Show all lines holding "Валуйская".

>> START Entries shown

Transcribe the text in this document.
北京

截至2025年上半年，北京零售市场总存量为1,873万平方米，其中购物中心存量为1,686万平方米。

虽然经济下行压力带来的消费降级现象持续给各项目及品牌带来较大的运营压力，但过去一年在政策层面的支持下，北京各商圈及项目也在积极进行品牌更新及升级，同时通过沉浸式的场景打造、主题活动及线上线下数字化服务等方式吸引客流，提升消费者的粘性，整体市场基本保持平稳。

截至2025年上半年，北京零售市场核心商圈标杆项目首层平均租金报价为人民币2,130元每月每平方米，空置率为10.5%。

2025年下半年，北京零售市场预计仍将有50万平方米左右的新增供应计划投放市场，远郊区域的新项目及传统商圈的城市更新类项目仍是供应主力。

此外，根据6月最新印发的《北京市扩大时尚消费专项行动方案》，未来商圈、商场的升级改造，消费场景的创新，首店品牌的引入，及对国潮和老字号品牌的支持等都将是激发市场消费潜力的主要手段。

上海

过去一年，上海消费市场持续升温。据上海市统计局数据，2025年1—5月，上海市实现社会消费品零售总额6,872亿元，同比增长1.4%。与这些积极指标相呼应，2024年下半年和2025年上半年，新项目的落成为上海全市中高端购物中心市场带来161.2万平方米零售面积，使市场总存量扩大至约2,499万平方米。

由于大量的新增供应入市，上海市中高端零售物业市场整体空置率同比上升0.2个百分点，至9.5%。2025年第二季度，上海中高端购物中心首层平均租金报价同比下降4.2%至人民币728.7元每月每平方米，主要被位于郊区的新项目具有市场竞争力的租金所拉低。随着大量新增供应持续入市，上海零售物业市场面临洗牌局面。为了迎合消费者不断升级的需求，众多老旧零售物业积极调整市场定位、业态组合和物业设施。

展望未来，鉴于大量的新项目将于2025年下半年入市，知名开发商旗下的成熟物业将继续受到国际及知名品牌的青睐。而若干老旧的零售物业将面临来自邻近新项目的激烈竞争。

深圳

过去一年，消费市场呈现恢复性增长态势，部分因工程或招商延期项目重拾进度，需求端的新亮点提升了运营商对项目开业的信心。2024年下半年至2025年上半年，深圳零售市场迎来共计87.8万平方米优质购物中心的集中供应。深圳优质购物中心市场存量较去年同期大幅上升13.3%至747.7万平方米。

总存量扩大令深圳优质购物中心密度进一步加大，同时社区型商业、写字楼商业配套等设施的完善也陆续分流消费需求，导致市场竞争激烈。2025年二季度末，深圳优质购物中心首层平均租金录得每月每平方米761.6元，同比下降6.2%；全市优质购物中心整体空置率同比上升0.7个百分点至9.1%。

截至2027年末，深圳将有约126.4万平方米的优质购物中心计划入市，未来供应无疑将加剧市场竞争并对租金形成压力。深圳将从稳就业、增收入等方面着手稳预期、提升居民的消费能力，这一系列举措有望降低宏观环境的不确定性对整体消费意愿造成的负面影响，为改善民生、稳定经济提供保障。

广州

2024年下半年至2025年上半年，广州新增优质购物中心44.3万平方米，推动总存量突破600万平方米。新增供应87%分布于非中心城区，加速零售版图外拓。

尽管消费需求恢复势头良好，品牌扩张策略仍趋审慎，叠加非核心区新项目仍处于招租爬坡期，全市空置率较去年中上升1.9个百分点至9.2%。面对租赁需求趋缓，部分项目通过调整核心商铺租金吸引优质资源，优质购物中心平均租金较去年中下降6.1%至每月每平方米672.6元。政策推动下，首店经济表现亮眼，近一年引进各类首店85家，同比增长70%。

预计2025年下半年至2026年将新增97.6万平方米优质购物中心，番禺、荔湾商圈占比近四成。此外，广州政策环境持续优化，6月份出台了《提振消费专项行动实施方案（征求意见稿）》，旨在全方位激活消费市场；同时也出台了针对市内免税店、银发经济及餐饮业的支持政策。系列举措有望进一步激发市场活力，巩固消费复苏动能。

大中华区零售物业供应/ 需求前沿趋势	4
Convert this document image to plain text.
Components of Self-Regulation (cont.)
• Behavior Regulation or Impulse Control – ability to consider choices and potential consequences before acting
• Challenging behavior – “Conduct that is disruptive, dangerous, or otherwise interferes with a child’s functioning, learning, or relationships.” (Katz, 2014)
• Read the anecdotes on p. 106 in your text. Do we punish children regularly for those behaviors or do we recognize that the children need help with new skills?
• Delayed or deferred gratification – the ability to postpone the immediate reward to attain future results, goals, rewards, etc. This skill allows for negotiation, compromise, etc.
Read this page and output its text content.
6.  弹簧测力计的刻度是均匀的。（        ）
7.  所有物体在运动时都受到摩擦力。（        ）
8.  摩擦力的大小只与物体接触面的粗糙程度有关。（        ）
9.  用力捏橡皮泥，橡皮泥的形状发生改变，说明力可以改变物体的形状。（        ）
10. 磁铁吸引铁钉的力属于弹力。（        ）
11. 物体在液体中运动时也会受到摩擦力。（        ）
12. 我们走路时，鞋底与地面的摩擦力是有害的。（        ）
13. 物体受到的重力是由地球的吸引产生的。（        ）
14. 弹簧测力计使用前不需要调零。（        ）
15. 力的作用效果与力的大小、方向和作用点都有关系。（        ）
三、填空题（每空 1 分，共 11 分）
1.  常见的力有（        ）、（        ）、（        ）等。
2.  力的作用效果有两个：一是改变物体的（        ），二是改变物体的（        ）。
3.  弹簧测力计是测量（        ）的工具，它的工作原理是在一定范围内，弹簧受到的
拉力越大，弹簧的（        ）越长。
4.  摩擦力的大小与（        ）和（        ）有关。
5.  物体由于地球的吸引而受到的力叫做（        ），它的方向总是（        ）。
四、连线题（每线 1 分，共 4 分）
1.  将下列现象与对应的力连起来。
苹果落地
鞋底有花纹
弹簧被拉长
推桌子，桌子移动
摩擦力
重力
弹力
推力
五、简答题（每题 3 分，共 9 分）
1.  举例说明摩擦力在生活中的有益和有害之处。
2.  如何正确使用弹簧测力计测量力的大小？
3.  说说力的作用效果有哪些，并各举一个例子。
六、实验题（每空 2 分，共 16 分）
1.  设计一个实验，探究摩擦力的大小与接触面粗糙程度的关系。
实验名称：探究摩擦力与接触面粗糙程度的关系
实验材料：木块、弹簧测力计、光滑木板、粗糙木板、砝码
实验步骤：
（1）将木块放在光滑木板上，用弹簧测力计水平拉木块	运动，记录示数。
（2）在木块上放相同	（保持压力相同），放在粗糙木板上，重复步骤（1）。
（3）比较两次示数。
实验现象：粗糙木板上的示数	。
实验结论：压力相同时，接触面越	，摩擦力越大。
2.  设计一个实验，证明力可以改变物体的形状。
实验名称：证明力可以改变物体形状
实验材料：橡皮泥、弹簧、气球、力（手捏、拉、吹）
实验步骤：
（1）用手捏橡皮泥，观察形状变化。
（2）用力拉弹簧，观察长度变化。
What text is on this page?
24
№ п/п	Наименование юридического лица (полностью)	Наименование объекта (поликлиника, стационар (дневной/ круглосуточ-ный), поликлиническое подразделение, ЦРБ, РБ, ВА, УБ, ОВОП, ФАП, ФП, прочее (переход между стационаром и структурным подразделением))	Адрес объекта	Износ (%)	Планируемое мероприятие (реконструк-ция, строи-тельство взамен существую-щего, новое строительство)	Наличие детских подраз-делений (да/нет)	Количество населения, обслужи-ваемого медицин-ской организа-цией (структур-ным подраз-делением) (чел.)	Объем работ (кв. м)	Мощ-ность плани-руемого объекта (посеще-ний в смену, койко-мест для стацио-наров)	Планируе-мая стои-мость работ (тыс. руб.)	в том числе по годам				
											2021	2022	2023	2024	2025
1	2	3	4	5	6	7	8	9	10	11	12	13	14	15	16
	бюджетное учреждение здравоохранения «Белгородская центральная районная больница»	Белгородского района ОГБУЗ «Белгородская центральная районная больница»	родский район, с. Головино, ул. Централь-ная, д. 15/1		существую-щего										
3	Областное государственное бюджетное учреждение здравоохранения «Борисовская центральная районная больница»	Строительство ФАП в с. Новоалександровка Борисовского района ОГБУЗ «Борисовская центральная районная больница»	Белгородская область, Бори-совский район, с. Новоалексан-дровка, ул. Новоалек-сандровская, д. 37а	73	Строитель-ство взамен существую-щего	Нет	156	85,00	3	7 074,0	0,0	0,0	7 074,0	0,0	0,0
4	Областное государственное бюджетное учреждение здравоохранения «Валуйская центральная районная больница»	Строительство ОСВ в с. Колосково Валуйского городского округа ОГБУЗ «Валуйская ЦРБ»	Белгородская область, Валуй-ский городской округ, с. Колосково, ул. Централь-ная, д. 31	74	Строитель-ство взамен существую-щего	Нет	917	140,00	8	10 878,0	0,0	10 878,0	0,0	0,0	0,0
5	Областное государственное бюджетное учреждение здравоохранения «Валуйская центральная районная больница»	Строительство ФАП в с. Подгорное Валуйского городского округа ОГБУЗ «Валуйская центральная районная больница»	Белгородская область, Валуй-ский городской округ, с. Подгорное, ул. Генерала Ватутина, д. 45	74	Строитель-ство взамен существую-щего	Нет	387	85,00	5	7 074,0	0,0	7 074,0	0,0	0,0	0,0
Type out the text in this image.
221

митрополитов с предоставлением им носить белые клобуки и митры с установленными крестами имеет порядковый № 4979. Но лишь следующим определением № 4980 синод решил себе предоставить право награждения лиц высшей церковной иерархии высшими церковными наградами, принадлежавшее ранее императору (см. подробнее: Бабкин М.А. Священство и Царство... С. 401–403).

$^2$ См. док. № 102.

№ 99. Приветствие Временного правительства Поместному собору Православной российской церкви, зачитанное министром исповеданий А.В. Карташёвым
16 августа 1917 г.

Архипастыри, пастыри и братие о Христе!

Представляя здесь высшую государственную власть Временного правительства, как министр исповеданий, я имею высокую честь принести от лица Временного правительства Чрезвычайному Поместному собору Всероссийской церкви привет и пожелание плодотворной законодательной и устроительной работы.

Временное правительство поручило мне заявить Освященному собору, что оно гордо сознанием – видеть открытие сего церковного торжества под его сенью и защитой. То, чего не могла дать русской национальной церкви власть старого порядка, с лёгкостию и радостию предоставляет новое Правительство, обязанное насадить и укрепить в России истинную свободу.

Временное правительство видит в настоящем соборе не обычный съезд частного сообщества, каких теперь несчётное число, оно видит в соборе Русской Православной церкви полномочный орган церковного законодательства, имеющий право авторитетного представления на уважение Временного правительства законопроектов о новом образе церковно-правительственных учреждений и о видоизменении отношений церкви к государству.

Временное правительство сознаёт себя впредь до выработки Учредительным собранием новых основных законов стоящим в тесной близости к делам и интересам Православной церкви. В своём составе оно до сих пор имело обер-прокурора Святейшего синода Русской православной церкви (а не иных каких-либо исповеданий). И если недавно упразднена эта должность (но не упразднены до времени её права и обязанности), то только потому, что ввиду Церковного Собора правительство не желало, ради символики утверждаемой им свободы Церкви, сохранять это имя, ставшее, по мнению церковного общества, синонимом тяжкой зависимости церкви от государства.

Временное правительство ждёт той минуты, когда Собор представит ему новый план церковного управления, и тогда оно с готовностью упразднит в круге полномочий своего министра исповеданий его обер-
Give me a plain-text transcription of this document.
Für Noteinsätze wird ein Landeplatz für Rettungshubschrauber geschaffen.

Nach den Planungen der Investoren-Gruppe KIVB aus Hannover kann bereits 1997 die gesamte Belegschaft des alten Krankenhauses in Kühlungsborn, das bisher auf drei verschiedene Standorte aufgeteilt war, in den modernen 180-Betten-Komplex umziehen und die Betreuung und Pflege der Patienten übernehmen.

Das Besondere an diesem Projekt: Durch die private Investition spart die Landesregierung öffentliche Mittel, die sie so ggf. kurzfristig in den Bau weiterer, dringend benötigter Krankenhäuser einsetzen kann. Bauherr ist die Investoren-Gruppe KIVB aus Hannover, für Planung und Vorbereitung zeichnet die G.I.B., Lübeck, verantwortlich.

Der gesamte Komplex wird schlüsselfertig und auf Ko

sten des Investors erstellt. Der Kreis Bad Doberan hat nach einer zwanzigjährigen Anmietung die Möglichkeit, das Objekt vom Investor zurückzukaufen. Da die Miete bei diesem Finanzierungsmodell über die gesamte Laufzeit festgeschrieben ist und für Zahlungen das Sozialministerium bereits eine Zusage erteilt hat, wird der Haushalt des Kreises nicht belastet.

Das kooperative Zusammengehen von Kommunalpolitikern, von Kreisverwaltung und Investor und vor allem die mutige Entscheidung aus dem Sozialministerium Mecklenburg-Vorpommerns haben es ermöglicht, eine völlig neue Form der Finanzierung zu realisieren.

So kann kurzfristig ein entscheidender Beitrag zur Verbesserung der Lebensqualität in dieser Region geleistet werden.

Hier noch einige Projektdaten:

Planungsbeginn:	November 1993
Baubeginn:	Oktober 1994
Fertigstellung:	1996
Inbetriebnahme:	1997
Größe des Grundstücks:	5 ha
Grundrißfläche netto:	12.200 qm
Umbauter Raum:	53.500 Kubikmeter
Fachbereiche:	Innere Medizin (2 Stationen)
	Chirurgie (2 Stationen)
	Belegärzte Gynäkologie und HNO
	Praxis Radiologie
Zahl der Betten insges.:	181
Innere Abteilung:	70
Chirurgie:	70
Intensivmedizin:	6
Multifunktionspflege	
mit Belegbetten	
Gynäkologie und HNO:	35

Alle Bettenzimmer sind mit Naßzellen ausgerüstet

>> END Entries shown

## Output of the exercise
4	Областное государственное бюджетное учреждение здравоохранения «Валуйская центральная районная больница»	Строительство ОСВ в с. Колосково Валуйского городского округа ОГБУЗ «Валуйская ЦРБ»	Белгородская область, Валуй-ский городской округ, с. Колосково, ул. Централь-ная, д. 31	74	Строитель-ство взамен существую-щего	Нет	917	140,00	8	10 878,0	0,0	10 878,0	0,0	0,0	0,0
5	Областное государственное бюджетное учреждение здравоохранения «Валуйская центральная районная больница»	Строительство ФАП в с. Подгорное Валуйского городского округа ОГБУЗ «Валуйская центральная районная больница»	Белгородская область, Валуй-ский городской округ, с. Подгорное, ул. Генерала Ватутина, д. 45	74	Строитель-ство взамен существую-щего	Нет	387	85,00	5	7 074,0	0,0	7 074,0	0,0	0,0	0,0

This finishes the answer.